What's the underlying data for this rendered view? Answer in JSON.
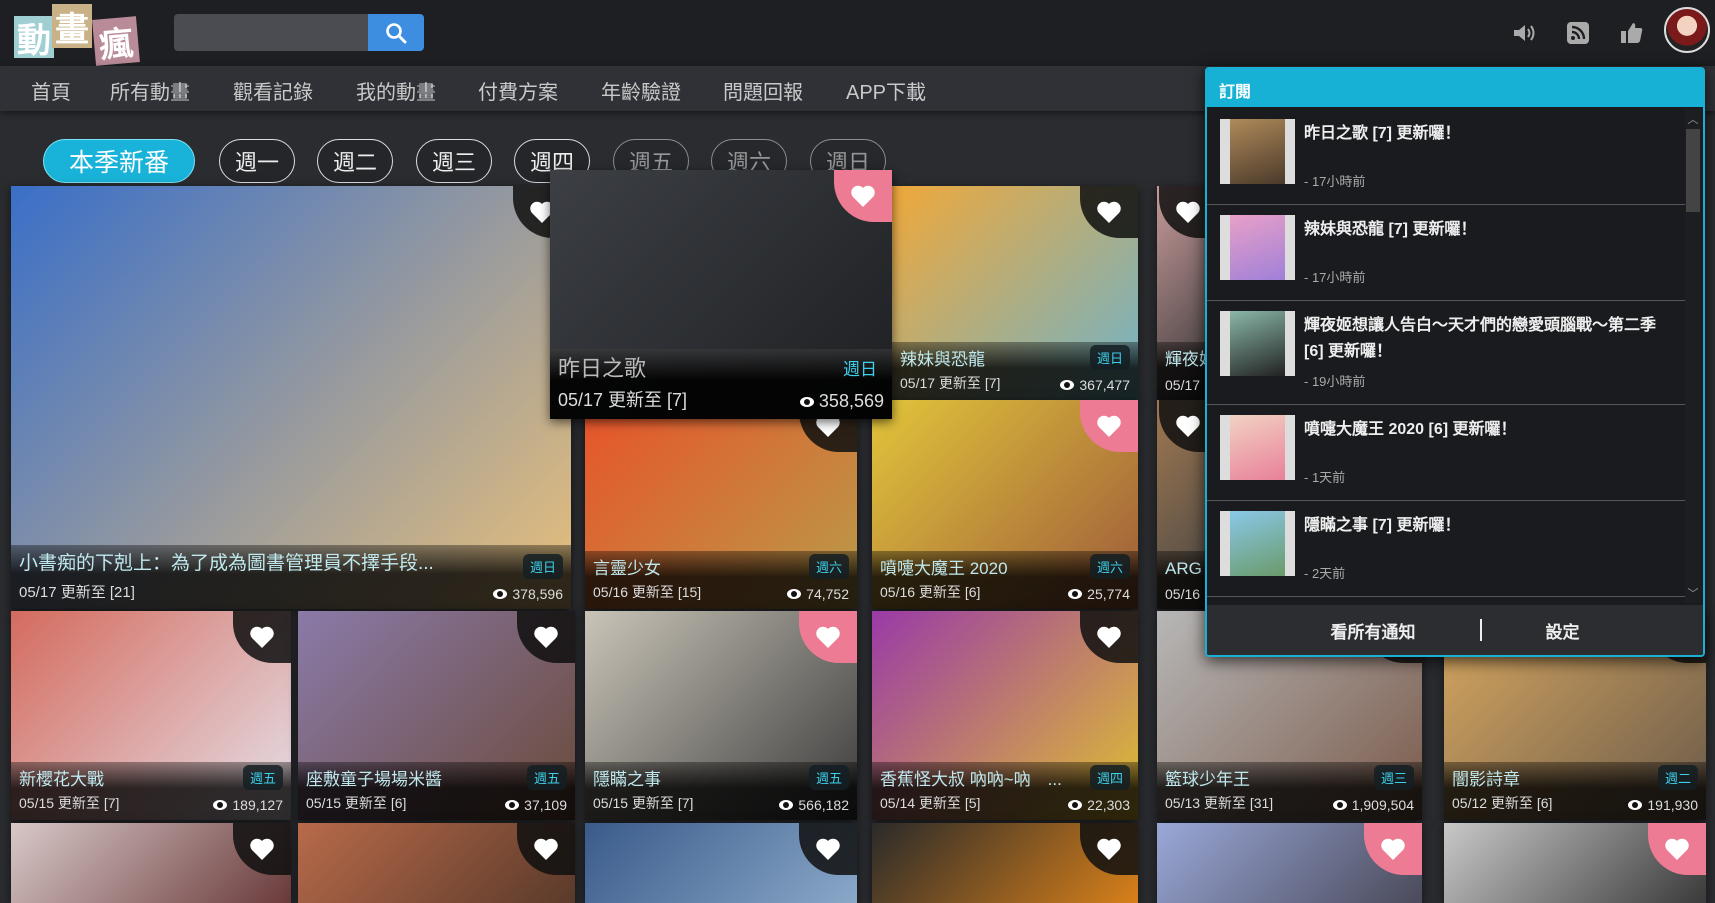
{
  "logo": {
    "chars": [
      "動",
      "畫",
      "瘋"
    ],
    "colors": [
      "#9fcfd2",
      "#c9b287",
      "#b98a98"
    ]
  },
  "search": {
    "value": "",
    "placeholder": ""
  },
  "header_icons": [
    "speaker-icon",
    "rss-icon",
    "thumbs-up-icon",
    "avatar"
  ],
  "nav": [
    "首頁",
    "所有動畫",
    "觀看記錄",
    "我的動畫",
    "付費方案",
    "年齡驗證",
    "問題回報",
    "APP下載"
  ],
  "day_filters": {
    "active": "本季新番",
    "days": [
      "週一",
      "週二",
      "週三",
      "週四",
      "週五",
      "週六",
      "週日"
    ]
  },
  "cards": [
    {
      "title": "小書痴的下剋上：為了成為圖書管理員不擇手段...",
      "day": "週日",
      "date": "05/17 更新至 [21]",
      "views": "378,596",
      "fav": false,
      "colors": [
        "#3a6fc8",
        "#e9c07a"
      ]
    },
    {
      "title": "昨日之歌",
      "day": "週日",
      "date": "05/17 更新至 [7]",
      "views": "358,569",
      "fav": true,
      "colors": [
        "#3c3f44",
        "#1d1f22"
      ]
    },
    {
      "title": "辣妹與恐龍",
      "day": "週日",
      "date": "05/17 更新至 [7]",
      "views": "367,477",
      "fav": false,
      "colors": [
        "#f0a83a",
        "#6fb3c9"
      ]
    },
    {
      "title": "輝夜姬",
      "day": "",
      "date": "05/17",
      "views": "",
      "fav": false,
      "colors": [
        "#c79a9a",
        "#333"
      ]
    },
    {
      "title": "言靈少女",
      "day": "週六",
      "date": "05/16 更新至 [15]",
      "views": "74,752",
      "fav": false,
      "colors": [
        "#e8532a",
        "#b89c4a"
      ]
    },
    {
      "title": "噴嚏大魔王 2020",
      "day": "週六",
      "date": "05/16 更新至 [6]",
      "views": "25,774",
      "fav": true,
      "colors": [
        "#e2c53a",
        "#9c5a3a"
      ]
    },
    {
      "title": "ARG",
      "day": "",
      "date": "05/16",
      "views": "",
      "fav": false,
      "colors": [
        "#a07850",
        "#444"
      ]
    },
    {
      "title": "新櫻花大戰",
      "day": "週五",
      "date": "05/15 更新至 [7]",
      "views": "189,127",
      "fav": false,
      "colors": [
        "#d46b5e",
        "#e5e0e8"
      ]
    },
    {
      "title": "座敷童子場場米醬",
      "day": "週五",
      "date": "05/15 更新至 [6]",
      "views": "37,109",
      "fav": false,
      "colors": [
        "#8a7aa8",
        "#6b4a3a"
      ]
    },
    {
      "title": "隱瞞之事",
      "day": "週五",
      "date": "05/15 更新至 [7]",
      "views": "566,182",
      "fav": true,
      "colors": [
        "#c9c4b8",
        "#3a3a3a"
      ]
    },
    {
      "title": "香蕉怪大叔 吶吶~吶　...",
      "day": "週四",
      "date": "05/14 更新至 [5]",
      "views": "22,303",
      "fav": false,
      "colors": [
        "#9a3aa8",
        "#e0c030"
      ]
    },
    {
      "title": "籃球少年王",
      "day": "週三",
      "date": "05/13 更新至 [31]",
      "views": "1,909,504",
      "fav": false,
      "colors": [
        "#b7b7b7",
        "#7a5a4a"
      ]
    },
    {
      "title": "闇影詩章",
      "day": "週二",
      "date": "05/12 更新至 [6]",
      "views": "191,930",
      "fav": false,
      "colors": [
        "#d8a860",
        "#6a5a4a"
      ]
    },
    {
      "title": "",
      "day": "",
      "date": "",
      "views": "",
      "fav": false,
      "colors": [
        "#d8c8c8",
        "#6a3a3a"
      ]
    },
    {
      "title": "",
      "day": "",
      "date": "",
      "views": "",
      "fav": false,
      "colors": [
        "#b86a4a",
        "#5a3a2a"
      ]
    },
    {
      "title": "",
      "day": "",
      "date": "",
      "views": "",
      "fav": false,
      "colors": [
        "#3a5a8a",
        "#8aa8c8"
      ]
    },
    {
      "title": "",
      "day": "",
      "date": "",
      "views": "",
      "fav": false,
      "colors": [
        "#2a2a2a",
        "#d8801a"
      ]
    },
    {
      "title": "",
      "day": "",
      "date": "",
      "views": "",
      "fav": true,
      "colors": [
        "#9aa8d8",
        "#4a4a5a"
      ]
    },
    {
      "title": "",
      "day": "",
      "date": "",
      "views": "",
      "fav": true,
      "colors": [
        "#c8c8c8",
        "#3a3a3a"
      ]
    }
  ],
  "notifications": {
    "title": "訂閱",
    "items": [
      {
        "text": "昨日之歌 [7] 更新囉！",
        "time": "- 17小時前",
        "colors": [
          "#b08a5a",
          "#4a3a2a"
        ]
      },
      {
        "text": "辣妹與恐龍 [7] 更新囉！",
        "time": "- 17小時前",
        "colors": [
          "#e8a0c8",
          "#a080d8"
        ]
      },
      {
        "text": "輝夜姬想讓人告白～天才們的戀愛頭腦戰～第二季 [6] 更新囉！",
        "time": "- 19小時前",
        "colors": [
          "#8ab8a8",
          "#222"
        ]
      },
      {
        "text": "噴嚏大魔王 2020 [6] 更新囉！",
        "time": "- 1天前",
        "colors": [
          "#f2d2c2",
          "#e8809a"
        ]
      },
      {
        "text": "隱瞞之事 [7] 更新囉！",
        "time": "- 2天前",
        "colors": [
          "#8ac8e8",
          "#6a9a6a"
        ]
      }
    ],
    "view_all": "看所有通知",
    "settings": "設定"
  }
}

▶ **Task directions**
Go through the records above and copy every line with the word "text".

▶ **Result of the task**
        "text": "昨日之歌 [7] 更新囉！",
        "text": "辣妹與恐龍 [7] 更新囉！",
        "text": "輝夜姬想讓人告白～天才們的戀愛頭腦戰～第二季 [6] 更新囉！",
        "text": "噴嚏大魔王 2020 [6] 更新囉！",
        "text": "隱瞞之事 [7] 更新囉！",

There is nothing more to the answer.